Data records:

-.-.-

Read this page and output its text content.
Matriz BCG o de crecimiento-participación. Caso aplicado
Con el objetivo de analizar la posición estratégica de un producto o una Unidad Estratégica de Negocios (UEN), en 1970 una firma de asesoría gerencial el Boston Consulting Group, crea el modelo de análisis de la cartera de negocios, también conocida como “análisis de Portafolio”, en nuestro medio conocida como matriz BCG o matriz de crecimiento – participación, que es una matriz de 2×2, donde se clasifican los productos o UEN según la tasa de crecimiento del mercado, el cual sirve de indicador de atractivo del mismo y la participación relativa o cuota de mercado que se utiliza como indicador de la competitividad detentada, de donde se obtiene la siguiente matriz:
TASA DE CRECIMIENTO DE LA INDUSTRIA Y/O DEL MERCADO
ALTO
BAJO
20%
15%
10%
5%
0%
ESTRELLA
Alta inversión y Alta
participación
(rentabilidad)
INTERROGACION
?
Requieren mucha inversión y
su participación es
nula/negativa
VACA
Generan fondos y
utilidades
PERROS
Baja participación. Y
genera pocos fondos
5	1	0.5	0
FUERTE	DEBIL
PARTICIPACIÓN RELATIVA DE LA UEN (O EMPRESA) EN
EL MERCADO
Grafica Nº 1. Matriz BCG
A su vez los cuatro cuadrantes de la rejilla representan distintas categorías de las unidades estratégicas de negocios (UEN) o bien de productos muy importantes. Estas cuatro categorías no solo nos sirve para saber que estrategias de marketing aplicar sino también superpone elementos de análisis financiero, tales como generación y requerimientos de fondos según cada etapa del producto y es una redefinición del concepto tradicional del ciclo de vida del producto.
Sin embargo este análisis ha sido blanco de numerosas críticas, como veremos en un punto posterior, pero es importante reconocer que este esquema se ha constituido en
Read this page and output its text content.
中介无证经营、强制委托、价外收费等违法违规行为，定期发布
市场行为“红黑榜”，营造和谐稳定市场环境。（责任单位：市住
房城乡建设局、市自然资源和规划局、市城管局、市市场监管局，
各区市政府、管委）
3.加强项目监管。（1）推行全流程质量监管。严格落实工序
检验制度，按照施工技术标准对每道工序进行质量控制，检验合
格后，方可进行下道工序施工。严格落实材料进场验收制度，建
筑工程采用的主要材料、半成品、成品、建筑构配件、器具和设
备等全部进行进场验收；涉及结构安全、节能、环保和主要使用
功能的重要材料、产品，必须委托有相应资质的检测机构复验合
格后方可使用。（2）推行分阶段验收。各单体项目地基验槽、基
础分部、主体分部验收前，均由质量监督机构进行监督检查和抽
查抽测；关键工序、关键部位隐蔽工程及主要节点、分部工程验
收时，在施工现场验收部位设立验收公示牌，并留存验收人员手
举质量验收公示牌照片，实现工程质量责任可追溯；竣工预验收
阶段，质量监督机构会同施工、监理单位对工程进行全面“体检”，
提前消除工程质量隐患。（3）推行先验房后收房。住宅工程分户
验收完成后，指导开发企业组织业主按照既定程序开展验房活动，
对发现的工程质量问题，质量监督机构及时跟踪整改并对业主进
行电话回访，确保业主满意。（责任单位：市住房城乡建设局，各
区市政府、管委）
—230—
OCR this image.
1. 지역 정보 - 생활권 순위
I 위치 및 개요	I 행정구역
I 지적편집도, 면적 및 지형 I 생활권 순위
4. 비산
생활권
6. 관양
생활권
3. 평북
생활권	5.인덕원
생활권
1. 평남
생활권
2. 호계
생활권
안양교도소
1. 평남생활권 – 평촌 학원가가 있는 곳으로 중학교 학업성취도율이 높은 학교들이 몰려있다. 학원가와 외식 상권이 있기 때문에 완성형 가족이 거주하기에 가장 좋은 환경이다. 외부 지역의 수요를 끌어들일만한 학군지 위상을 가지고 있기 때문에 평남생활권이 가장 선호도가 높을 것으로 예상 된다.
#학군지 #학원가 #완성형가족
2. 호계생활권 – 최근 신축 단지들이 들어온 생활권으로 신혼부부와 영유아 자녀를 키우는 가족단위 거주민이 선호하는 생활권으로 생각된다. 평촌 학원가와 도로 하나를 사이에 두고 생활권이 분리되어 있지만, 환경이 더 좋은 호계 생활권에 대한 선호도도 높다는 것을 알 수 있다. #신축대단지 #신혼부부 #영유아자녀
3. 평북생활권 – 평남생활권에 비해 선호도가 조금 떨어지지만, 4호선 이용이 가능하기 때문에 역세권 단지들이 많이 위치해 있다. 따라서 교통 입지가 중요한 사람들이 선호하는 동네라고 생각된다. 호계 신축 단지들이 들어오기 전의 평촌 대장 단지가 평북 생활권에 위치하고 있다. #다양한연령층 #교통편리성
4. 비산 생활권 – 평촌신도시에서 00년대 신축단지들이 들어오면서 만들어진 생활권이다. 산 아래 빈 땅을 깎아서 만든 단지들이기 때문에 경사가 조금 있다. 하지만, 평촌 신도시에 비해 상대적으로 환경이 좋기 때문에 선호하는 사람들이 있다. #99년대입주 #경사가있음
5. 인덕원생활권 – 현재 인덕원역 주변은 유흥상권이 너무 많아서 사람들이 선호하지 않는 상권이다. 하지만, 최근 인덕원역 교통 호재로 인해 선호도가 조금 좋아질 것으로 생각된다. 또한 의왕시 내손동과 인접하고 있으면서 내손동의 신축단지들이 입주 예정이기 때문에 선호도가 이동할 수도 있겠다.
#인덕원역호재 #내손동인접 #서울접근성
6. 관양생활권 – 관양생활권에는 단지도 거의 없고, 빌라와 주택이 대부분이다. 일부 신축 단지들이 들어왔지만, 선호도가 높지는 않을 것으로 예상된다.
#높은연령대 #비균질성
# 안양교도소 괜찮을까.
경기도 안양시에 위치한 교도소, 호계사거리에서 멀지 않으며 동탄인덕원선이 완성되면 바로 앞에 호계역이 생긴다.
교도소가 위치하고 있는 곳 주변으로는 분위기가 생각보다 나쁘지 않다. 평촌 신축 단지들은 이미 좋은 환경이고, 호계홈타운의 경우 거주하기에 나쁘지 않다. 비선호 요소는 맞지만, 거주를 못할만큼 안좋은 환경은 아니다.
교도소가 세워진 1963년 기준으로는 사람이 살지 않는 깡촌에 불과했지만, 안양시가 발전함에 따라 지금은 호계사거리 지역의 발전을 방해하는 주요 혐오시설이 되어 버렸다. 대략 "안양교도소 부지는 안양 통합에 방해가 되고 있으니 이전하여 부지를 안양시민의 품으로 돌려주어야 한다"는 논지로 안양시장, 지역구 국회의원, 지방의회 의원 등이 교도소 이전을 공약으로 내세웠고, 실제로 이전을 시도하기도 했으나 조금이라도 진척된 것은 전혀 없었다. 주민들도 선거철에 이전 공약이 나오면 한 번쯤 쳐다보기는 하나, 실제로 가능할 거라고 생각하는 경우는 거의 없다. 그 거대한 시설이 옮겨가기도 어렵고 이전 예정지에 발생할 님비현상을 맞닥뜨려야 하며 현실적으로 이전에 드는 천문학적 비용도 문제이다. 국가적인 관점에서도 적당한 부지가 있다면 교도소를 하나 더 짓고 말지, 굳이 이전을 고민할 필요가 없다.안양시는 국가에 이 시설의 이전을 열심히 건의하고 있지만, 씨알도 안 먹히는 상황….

-.-.-

* Exercise description
Repeat the entries exactly, all of them.

* Solved exercise
Read this page and output its text content.
Matriz BCG o de crecimiento-participación. Caso aplicado
Con el objetivo de analizar la posición estratégica de un producto o una Unidad Estratégica de Negocios (UEN), en 1970 una firma de asesoría gerencial el Boston Consulting Group, crea el modelo de análisis de la cartera de negocios, también conocida como “análisis de Portafolio”, en nuestro medio conocida como matriz BCG o matriz de crecimiento – participación, que es una matriz de 2×2, donde se clasifican los productos o UEN según la tasa de crecimiento del mercado, el cual sirve de indicador de atractivo del mismo y la participación relativa o cuota de mercado que se utiliza como indicador de la competitividad detentada, de donde se obtiene la siguiente matriz:
TASA DE CRECIMIENTO DE LA INDUSTRIA Y/O DEL MERCADO
ALTO
BAJO
20%
15%
10%
5%
0%
ESTRELLA
Alta inversión y Alta
participación
(rentabilidad)
INTERROGACION
?
Requieren mucha inversión y
su participación es
nula/negativa
VACA
Generan fondos y
utilidades
PERROS
Baja participación. Y
genera pocos fondos
5	1	0.5	0
FUERTE	DEBIL
PARTICIPACIÓN RELATIVA DE LA UEN (O EMPRESA) EN
EL MERCADO
Grafica Nº 1. Matriz BCG
A su vez los cuatro cuadrantes de la rejilla representan distintas categorías de las unidades estratégicas de negocios (UEN) o bien de productos muy importantes. Estas cuatro categorías no solo nos sirve para saber que estrategias de marketing aplicar sino también superpone elementos de análisis financiero, tales como generación y requerimientos de fondos según cada etapa del producto y es una redefinición del concepto tradicional del ciclo de vida del producto.
Sin embargo este análisis ha sido blanco de numerosas críticas, como veremos en un punto posterior, pero es importante reconocer que este esquema se ha constituido en
Read this page and output its text content.
中介无证经营、强制委托、价外收费等违法违规行为，定期发布
市场行为“红黑榜”，营造和谐稳定市场环境。（责任单位：市住
房城乡建设局、市自然资源和规划局、市城管局、市市场监管局，
各区市政府、管委）
3.加强项目监管。（1）推行全流程质量监管。严格落实工序
检验制度，按照施工技术标准对每道工序进行质量控制，检验合
格后，方可进行下道工序施工。严格落实材料进场验收制度，建
筑工程采用的主要材料、半成品、成品、建筑构配件、器具和设
备等全部进行进场验收；涉及结构安全、节能、环保和主要使用
功能的重要材料、产品，必须委托有相应资质的检测机构复验合
格后方可使用。（2）推行分阶段验收。各单体项目地基验槽、基
础分部、主体分部验收前，均由质量监督机构进行监督检查和抽
查抽测；关键工序、关键部位隐蔽工程及主要节点、分部工程验
收时，在施工现场验收部位设立验收公示牌，并留存验收人员手
举质量验收公示牌照片，实现工程质量责任可追溯；竣工预验收
阶段，质量监督机构会同施工、监理单位对工程进行全面“体检”，
提前消除工程质量隐患。（3）推行先验房后收房。住宅工程分户
验收完成后，指导开发企业组织业主按照既定程序开展验房活动，
对发现的工程质量问题，质量监督机构及时跟踪整改并对业主进
行电话回访，确保业主满意。（责任单位：市住房城乡建设局，各
区市政府、管委）
—230—
OCR this image.
1. 지역 정보 - 생활권 순위
I 위치 및 개요	I 행정구역
I 지적편집도, 면적 및 지형 I 생활권 순위
4. 비산
생활권
6. 관양
생활권
3. 평북
생활권	5.인덕원
생활권
1. 평남
생활권
2. 호계
생활권
안양교도소
1. 평남생활권 – 평촌 학원가가 있는 곳으로 중학교 학업성취도율이 높은 학교들이 몰려있다. 학원가와 외식 상권이 있기 때문에 완성형 가족이 거주하기에 가장 좋은 환경이다. 외부 지역의 수요를 끌어들일만한 학군지 위상을 가지고 있기 때문에 평남생활권이 가장 선호도가 높을 것으로 예상 된다.
#학군지 #학원가 #완성형가족
2. 호계생활권 – 최근 신축 단지들이 들어온 생활권으로 신혼부부와 영유아 자녀를 키우는 가족단위 거주민이 선호하는 생활권으로 생각된다. 평촌 학원가와 도로 하나를 사이에 두고 생활권이 분리되어 있지만, 환경이 더 좋은 호계 생활권에 대한 선호도도 높다는 것을 알 수 있다. #신축대단지 #신혼부부 #영유아자녀
3. 평북생활권 – 평남생활권에 비해 선호도가 조금 떨어지지만, 4호선 이용이 가능하기 때문에 역세권 단지들이 많이 위치해 있다. 따라서 교통 입지가 중요한 사람들이 선호하는 동네라고 생각된다. 호계 신축 단지들이 들어오기 전의 평촌 대장 단지가 평북 생활권에 위치하고 있다. #다양한연령층 #교통편리성
4. 비산 생활권 – 평촌신도시에서 00년대 신축단지들이 들어오면서 만들어진 생활권이다. 산 아래 빈 땅을 깎아서 만든 단지들이기 때문에 경사가 조금 있다. 하지만, 평촌 신도시에 비해 상대적으로 환경이 좋기 때문에 선호하는 사람들이 있다. #99년대입주 #경사가있음
5. 인덕원생활권 – 현재 인덕원역 주변은 유흥상권이 너무 많아서 사람들이 선호하지 않는 상권이다. 하지만, 최근 인덕원역 교통 호재로 인해 선호도가 조금 좋아질 것으로 생각된다. 또한 의왕시 내손동과 인접하고 있으면서 내손동의 신축단지들이 입주 예정이기 때문에 선호도가 이동할 수도 있겠다.
#인덕원역호재 #내손동인접 #서울접근성
6. 관양생활권 – 관양생활권에는 단지도 거의 없고, 빌라와 주택이 대부분이다. 일부 신축 단지들이 들어왔지만, 선호도가 높지는 않을 것으로 예상된다.
#높은연령대 #비균질성
# 안양교도소 괜찮을까.
경기도 안양시에 위치한 교도소, 호계사거리에서 멀지 않으며 동탄인덕원선이 완성되면 바로 앞에 호계역이 생긴다.
교도소가 위치하고 있는 곳 주변으로는 분위기가 생각보다 나쁘지 않다. 평촌 신축 단지들은 이미 좋은 환경이고, 호계홈타운의 경우 거주하기에 나쁘지 않다. 비선호 요소는 맞지만, 거주를 못할만큼 안좋은 환경은 아니다.
교도소가 세워진 1963년 기준으로는 사람이 살지 않는 깡촌에 불과했지만, 안양시가 발전함에 따라 지금은 호계사거리 지역의 발전을 방해하는 주요 혐오시설이 되어 버렸다. 대략 "안양교도소 부지는 안양 통합에 방해가 되고 있으니 이전하여 부지를 안양시민의 품으로 돌려주어야 한다"는 논지로 안양시장, 지역구 국회의원, 지방의회 의원 등이 교도소 이전을 공약으로 내세웠고, 실제로 이전을 시도하기도 했으나 조금이라도 진척된 것은 전혀 없었다. 주민들도 선거철에 이전 공약이 나오면 한 번쯤 쳐다보기는 하나, 실제로 가능할 거라고 생각하는 경우는 거의 없다. 그 거대한 시설이 옮겨가기도 어렵고 이전 예정지에 발생할 님비현상을 맞닥뜨려야 하며 현실적으로 이전에 드는 천문학적 비용도 문제이다. 국가적인 관점에서도 적당한 부지가 있다면 교도소를 하나 더 짓고 말지, 굳이 이전을 고민할 필요가 없다.안양시는 국가에 이 시설의 이전을 열심히 건의하고 있지만, 씨알도 안 먹히는 상황….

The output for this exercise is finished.